» **Required task**
From the listing below, select every line where the word "color" appears.
■ ■ ■ ■
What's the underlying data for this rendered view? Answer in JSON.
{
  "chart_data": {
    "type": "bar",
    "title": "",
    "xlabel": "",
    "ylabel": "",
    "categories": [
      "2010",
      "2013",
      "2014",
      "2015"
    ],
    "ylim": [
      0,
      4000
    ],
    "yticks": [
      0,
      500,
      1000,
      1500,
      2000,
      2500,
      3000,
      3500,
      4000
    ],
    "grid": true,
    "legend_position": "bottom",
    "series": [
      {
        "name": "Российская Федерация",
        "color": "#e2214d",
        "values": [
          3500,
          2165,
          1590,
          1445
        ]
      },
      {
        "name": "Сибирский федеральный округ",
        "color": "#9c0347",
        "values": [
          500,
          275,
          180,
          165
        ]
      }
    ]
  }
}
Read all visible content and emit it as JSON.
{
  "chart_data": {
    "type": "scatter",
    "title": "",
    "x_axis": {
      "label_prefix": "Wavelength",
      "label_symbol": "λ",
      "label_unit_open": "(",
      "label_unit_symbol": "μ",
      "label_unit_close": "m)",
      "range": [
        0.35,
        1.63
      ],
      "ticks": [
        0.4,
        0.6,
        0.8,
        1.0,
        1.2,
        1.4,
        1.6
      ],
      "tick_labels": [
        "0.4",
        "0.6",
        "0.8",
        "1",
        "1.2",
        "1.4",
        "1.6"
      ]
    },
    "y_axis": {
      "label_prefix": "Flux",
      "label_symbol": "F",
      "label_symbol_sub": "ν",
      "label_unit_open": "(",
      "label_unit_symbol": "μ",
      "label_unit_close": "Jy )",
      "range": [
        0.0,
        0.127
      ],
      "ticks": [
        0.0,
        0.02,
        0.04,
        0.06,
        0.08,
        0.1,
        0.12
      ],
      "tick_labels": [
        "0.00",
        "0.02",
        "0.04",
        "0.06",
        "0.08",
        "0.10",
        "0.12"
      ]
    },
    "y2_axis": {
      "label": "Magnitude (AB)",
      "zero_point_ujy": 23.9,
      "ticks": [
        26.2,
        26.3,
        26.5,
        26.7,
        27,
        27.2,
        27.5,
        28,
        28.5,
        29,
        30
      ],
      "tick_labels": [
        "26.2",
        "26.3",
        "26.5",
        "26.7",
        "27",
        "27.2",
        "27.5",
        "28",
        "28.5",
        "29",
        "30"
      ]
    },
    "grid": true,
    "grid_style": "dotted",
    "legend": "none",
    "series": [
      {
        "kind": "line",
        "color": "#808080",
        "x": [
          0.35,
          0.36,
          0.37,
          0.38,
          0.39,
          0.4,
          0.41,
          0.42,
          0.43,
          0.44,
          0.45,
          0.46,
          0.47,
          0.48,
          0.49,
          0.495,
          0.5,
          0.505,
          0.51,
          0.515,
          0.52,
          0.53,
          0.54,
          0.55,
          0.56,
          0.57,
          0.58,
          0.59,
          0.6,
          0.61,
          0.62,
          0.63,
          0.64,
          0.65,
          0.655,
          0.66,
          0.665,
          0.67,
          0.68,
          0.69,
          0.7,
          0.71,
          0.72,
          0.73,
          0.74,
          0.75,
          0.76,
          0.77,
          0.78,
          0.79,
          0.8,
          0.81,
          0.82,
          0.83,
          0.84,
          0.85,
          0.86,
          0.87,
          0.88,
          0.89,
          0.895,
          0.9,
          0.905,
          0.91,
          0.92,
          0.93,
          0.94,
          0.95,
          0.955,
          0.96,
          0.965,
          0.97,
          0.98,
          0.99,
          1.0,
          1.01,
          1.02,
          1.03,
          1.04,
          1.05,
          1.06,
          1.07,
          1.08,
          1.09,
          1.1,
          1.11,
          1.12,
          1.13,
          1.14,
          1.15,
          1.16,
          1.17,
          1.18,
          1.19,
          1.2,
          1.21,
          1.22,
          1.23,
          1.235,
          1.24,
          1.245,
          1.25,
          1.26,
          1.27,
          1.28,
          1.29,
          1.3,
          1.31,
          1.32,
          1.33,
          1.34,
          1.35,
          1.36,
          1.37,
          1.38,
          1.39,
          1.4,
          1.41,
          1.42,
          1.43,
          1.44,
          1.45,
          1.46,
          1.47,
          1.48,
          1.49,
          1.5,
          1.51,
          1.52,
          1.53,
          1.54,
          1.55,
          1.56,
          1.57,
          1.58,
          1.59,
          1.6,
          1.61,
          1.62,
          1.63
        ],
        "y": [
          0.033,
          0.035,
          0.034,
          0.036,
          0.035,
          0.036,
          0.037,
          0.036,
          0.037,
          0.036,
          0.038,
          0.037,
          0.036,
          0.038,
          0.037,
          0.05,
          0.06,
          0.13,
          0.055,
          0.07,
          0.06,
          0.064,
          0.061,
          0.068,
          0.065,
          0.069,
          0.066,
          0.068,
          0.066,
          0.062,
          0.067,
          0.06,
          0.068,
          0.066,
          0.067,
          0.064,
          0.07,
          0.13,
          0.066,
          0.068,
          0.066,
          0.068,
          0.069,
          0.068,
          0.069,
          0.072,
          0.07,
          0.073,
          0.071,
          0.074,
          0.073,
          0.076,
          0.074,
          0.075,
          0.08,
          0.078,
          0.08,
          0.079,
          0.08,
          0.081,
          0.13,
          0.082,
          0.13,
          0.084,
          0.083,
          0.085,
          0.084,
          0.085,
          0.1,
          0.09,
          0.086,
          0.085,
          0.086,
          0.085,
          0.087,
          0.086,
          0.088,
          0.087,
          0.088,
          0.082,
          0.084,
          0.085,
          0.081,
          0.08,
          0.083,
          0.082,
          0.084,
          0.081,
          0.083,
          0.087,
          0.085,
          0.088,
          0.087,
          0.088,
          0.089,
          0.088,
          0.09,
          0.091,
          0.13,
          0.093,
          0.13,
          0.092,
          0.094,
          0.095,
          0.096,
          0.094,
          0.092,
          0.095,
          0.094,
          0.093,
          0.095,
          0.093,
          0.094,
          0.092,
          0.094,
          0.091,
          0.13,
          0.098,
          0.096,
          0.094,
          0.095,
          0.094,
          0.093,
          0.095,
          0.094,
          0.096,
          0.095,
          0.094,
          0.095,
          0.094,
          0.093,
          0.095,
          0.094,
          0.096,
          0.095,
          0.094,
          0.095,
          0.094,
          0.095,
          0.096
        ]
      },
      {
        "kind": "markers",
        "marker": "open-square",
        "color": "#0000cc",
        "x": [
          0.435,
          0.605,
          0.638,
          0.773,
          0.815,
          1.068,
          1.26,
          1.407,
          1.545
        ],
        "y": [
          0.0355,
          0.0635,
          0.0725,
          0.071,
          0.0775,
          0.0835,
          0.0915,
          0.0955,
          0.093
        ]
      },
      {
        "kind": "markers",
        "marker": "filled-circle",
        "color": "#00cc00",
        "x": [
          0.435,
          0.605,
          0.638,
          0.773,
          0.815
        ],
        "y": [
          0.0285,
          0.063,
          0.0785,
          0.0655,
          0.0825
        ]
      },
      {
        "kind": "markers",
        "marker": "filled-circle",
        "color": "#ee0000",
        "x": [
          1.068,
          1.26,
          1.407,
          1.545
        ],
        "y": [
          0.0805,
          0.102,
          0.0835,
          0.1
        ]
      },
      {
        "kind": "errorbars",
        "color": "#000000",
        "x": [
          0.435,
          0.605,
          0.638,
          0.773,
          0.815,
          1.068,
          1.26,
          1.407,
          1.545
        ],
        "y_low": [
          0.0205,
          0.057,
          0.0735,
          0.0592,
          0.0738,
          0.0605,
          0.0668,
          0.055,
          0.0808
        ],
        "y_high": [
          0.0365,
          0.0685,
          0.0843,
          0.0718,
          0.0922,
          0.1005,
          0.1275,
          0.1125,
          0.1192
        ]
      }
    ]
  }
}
■ ■ ■ ■
» **Task result**
        "color": "#e2214d",
        "color": "#9c0347",
        "color": "#808080",
        "color": "#0000cc",
        "color": "#00cc00",
        "color": "#ee0000",
        "color": "#000000",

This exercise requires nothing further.